• Figure data in JSON:
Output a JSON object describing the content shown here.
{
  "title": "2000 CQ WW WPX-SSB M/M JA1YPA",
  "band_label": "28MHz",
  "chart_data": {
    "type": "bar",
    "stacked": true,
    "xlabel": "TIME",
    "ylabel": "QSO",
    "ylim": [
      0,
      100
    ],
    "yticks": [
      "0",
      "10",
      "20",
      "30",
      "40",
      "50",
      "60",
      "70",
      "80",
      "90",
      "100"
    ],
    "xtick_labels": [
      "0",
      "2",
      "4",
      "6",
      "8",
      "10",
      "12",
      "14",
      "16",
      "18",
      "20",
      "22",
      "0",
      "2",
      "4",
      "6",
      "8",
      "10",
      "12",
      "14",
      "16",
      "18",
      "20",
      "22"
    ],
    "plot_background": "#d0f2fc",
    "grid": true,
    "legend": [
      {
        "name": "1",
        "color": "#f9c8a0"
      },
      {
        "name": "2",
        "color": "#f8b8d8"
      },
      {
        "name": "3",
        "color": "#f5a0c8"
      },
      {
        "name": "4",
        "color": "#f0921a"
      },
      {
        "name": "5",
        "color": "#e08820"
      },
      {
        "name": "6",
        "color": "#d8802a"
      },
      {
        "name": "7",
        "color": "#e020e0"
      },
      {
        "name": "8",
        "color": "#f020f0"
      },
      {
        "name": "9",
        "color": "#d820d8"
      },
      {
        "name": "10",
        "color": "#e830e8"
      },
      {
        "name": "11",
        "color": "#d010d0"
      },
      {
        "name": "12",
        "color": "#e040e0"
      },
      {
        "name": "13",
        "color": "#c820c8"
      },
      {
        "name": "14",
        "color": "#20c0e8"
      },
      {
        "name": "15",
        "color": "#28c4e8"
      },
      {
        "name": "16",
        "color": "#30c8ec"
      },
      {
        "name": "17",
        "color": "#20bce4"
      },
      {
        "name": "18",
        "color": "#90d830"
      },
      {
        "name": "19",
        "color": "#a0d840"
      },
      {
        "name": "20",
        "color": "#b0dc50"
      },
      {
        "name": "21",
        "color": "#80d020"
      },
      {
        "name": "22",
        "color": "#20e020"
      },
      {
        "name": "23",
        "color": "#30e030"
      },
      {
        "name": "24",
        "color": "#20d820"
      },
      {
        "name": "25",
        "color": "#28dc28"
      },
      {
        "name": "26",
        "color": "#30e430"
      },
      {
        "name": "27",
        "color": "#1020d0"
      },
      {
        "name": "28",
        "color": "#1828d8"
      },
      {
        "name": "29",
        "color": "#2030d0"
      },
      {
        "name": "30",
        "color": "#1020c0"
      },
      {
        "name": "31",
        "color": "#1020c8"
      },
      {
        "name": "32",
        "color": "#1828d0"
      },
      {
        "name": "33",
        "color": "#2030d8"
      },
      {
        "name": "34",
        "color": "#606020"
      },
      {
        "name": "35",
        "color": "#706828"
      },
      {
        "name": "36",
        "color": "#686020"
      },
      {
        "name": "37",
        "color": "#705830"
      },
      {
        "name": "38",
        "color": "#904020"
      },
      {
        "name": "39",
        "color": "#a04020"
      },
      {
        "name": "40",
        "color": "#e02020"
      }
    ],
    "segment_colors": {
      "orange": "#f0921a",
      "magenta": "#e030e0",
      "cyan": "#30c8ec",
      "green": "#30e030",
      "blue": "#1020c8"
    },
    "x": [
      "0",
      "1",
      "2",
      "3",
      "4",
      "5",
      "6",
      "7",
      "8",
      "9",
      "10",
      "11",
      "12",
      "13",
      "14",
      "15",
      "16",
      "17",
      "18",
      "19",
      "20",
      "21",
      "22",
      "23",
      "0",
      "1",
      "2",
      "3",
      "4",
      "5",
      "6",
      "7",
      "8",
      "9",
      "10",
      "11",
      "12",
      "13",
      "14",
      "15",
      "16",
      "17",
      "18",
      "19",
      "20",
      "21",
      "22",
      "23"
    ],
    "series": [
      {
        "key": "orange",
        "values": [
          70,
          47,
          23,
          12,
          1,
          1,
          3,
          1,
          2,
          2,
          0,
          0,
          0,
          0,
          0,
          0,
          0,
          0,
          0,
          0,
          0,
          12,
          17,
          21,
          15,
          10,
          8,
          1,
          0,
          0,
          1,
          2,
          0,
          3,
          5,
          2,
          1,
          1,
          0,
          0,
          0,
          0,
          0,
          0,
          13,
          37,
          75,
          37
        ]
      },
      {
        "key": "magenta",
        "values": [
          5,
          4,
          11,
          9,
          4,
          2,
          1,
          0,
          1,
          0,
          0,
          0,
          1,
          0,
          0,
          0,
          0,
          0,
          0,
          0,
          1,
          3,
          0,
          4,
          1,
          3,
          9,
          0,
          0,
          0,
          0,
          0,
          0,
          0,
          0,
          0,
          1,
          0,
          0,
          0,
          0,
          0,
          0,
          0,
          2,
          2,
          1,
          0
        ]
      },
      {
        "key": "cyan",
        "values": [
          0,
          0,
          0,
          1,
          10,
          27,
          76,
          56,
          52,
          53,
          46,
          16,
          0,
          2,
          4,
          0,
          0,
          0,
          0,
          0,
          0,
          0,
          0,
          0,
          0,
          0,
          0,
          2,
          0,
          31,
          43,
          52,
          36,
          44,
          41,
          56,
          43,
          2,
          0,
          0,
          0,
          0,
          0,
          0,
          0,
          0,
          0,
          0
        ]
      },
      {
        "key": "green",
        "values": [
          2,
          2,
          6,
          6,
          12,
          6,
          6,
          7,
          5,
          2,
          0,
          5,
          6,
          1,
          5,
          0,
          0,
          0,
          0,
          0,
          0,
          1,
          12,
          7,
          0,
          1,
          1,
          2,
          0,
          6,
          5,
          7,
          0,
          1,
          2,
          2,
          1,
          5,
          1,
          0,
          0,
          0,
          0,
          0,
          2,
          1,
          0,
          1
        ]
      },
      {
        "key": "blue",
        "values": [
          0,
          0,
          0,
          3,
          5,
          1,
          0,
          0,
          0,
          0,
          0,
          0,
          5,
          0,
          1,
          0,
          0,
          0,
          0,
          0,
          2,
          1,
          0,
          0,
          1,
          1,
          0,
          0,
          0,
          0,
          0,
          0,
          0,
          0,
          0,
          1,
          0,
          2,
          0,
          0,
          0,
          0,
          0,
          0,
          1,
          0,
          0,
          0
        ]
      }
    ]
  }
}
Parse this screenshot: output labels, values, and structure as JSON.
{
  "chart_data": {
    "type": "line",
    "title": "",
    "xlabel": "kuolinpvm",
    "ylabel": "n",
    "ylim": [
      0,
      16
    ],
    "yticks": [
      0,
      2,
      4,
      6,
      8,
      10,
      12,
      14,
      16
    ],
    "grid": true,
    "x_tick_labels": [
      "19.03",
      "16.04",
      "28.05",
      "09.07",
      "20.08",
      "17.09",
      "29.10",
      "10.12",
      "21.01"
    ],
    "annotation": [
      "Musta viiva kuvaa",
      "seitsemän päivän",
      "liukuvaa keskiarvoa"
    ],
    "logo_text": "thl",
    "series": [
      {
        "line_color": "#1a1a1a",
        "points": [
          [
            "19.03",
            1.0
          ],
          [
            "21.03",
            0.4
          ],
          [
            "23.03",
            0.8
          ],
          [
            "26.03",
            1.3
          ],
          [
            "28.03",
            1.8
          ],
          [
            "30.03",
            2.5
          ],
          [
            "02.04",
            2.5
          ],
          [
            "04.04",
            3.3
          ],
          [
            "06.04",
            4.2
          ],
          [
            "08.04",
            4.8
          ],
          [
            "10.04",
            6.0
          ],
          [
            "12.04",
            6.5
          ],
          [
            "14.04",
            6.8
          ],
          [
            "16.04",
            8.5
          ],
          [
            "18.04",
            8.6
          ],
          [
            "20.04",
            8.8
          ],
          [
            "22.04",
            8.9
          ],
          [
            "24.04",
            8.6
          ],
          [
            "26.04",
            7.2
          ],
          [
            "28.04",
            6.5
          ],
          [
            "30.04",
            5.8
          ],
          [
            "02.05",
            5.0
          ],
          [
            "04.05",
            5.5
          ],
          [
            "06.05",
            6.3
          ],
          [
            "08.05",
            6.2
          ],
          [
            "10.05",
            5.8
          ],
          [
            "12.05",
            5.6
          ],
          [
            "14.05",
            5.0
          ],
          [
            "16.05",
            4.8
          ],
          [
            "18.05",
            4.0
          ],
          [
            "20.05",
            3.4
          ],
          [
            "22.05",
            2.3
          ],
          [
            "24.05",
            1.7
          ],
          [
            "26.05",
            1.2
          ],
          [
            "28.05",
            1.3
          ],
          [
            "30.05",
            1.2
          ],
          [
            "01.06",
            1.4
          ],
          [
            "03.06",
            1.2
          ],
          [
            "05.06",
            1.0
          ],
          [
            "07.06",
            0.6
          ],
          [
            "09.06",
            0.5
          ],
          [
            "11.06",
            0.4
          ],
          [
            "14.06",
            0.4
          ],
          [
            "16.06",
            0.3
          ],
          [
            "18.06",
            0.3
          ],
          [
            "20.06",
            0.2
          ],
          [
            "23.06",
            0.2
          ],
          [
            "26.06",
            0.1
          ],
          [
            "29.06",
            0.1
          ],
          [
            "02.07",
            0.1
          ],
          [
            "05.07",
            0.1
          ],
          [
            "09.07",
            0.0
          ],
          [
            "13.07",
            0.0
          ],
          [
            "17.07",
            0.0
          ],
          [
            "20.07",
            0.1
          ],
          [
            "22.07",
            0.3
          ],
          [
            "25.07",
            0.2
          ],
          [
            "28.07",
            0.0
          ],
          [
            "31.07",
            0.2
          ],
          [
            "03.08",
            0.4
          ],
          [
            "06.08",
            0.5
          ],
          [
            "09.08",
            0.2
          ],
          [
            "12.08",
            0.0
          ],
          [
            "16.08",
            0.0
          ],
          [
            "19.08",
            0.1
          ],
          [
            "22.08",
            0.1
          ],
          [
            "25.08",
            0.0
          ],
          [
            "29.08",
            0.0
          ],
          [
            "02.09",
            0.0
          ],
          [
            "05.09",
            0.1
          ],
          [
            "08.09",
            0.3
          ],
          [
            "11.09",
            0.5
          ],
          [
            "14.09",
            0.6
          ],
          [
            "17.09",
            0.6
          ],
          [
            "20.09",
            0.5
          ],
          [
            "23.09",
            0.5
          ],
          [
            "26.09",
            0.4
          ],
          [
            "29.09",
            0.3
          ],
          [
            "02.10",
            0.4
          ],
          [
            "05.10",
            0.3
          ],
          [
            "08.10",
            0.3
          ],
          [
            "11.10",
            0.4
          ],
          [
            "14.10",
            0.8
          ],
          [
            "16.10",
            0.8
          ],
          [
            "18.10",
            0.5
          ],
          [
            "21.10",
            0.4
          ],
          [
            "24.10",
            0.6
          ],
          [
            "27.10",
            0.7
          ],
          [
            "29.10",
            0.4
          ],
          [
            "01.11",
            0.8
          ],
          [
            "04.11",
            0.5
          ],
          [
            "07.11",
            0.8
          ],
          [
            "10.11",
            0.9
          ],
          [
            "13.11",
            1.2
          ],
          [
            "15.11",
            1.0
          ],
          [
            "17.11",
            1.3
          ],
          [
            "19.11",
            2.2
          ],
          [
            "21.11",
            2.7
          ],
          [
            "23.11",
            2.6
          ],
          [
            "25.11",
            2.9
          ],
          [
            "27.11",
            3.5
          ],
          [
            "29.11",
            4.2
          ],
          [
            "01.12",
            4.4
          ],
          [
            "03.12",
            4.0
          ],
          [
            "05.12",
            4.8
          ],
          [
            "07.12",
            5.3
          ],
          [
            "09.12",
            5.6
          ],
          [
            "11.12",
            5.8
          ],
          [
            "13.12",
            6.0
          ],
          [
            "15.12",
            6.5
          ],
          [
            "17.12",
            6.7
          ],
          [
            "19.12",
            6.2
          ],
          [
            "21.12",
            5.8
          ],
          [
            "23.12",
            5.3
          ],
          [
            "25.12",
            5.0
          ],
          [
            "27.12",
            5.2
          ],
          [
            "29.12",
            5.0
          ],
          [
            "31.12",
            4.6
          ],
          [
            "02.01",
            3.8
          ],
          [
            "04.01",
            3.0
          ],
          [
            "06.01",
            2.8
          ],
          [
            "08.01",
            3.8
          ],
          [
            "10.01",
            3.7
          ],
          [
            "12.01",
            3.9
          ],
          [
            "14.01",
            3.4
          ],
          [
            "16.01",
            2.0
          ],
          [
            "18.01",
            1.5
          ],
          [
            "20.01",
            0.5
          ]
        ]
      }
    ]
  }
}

• Written request:
Check every line of the data, and copy the ones that contain "title".

• Solution to this exercise:
  "title": "2000 CQ WW WPX-SSB M/M JA1YPA",
    "title": "",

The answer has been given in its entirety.